→ **Objective**
Filter the listing and keep only the lines with the word "title".

→ **The data**

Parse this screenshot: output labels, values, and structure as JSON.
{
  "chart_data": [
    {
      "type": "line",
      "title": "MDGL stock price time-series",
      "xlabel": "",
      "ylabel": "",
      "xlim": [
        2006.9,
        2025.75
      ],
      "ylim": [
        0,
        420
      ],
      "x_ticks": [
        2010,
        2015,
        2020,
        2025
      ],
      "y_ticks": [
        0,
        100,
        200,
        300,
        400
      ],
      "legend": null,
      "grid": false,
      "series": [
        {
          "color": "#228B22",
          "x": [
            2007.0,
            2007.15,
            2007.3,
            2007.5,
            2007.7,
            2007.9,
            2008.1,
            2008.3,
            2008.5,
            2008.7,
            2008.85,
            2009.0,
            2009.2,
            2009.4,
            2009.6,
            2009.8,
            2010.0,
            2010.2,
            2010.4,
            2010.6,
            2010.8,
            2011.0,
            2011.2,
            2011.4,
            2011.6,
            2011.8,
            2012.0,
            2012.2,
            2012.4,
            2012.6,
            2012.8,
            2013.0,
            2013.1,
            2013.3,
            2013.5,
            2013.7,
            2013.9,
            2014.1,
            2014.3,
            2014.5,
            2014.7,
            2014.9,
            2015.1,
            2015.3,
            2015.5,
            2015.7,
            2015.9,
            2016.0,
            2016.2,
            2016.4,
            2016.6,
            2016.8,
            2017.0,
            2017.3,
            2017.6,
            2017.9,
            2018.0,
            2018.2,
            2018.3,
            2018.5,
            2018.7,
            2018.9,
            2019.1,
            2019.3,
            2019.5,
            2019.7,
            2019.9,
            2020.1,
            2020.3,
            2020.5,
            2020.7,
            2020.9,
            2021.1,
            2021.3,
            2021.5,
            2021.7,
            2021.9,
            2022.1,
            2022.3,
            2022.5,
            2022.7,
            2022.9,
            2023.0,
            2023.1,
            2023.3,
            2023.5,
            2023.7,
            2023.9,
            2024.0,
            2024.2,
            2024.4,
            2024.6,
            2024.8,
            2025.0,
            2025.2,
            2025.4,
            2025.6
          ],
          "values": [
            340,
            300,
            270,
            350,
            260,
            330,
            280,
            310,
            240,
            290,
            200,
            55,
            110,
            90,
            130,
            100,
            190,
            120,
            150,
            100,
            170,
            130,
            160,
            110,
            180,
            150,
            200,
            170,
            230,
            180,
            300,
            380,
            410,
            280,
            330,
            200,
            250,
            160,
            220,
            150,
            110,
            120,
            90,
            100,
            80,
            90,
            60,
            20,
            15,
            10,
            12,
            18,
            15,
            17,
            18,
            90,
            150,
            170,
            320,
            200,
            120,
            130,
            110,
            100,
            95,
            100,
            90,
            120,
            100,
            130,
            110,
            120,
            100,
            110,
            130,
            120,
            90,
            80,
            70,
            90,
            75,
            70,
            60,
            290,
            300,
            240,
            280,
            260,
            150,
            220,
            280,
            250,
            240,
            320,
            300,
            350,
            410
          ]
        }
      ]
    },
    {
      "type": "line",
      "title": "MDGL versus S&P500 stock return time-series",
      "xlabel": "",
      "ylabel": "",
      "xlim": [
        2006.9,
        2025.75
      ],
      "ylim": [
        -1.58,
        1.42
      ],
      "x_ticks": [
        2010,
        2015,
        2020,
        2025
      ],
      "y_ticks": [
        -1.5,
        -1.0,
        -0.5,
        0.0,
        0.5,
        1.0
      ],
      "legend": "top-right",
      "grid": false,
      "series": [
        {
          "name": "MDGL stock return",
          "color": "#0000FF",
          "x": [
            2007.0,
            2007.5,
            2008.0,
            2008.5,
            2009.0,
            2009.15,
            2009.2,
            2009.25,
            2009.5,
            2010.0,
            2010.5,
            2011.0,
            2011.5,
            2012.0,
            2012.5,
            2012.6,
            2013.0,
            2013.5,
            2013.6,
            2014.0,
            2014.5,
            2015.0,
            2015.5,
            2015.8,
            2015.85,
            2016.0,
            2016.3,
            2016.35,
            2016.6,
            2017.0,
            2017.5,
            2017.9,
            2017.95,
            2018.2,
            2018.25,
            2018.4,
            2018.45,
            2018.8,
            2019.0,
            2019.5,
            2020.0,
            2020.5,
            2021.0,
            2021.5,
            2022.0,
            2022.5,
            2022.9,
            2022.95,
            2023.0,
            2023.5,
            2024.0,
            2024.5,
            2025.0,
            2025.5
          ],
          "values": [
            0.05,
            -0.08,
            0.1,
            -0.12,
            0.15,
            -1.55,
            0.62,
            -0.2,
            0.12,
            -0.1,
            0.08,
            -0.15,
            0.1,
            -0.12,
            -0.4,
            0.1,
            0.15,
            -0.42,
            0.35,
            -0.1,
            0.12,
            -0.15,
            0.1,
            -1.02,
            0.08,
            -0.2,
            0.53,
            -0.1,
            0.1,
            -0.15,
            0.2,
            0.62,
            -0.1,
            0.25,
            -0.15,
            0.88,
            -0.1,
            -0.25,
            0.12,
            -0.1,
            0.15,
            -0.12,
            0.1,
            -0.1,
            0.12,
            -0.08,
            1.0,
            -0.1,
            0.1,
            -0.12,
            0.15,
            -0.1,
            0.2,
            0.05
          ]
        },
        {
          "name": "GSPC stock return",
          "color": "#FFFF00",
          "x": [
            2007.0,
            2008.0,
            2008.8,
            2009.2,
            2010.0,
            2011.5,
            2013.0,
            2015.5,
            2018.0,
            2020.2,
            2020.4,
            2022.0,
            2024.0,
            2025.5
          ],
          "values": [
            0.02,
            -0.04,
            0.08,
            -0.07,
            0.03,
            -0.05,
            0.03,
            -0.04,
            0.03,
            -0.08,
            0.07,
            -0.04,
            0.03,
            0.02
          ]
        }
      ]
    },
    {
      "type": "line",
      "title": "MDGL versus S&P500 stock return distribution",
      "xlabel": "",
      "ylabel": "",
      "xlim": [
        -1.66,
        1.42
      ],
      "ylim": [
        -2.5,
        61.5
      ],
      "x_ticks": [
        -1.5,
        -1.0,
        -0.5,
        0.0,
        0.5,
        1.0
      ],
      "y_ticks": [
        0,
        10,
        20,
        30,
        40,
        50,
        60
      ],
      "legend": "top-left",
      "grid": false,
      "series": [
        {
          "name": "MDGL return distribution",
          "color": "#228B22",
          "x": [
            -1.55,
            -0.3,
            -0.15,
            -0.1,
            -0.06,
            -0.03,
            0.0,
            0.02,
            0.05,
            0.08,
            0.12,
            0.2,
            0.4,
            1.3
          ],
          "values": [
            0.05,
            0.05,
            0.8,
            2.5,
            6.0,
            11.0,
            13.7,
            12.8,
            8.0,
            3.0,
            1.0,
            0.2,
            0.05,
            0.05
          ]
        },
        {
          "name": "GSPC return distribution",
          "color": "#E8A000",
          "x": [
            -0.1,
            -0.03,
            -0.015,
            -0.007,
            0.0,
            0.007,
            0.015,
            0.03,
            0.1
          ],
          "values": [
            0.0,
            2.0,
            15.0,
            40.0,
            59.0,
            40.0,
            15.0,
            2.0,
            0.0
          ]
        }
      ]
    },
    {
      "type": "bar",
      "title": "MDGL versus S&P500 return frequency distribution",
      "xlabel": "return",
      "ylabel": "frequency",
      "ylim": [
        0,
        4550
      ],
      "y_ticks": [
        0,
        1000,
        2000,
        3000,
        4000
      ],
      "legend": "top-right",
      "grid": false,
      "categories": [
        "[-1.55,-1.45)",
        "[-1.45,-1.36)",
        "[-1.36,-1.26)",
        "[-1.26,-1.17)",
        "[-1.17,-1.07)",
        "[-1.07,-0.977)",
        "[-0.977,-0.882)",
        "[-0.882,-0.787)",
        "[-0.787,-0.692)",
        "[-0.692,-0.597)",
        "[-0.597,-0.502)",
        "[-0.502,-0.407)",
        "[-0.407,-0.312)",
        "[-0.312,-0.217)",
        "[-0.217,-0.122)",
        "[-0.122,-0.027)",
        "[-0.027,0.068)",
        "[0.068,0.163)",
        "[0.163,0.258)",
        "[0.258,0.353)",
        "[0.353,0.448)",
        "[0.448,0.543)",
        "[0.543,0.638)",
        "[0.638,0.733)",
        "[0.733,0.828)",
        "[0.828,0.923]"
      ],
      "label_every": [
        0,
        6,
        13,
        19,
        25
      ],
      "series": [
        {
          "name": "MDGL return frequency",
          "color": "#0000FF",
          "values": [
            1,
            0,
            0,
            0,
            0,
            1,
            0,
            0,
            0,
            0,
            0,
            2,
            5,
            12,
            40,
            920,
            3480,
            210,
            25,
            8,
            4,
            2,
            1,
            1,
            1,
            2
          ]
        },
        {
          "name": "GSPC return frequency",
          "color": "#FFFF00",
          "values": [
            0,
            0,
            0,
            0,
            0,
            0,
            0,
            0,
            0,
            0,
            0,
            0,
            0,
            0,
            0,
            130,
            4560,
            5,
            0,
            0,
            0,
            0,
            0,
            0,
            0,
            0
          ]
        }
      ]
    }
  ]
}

→ **Task solution**
      "title": "MDGL stock price time-series",
      "title": "MDGL versus S&P500 stock return time-series",
      "title": "MDGL versus S&P500 stock return distribution",
      "title": "MDGL versus S&P500 return frequency distribution",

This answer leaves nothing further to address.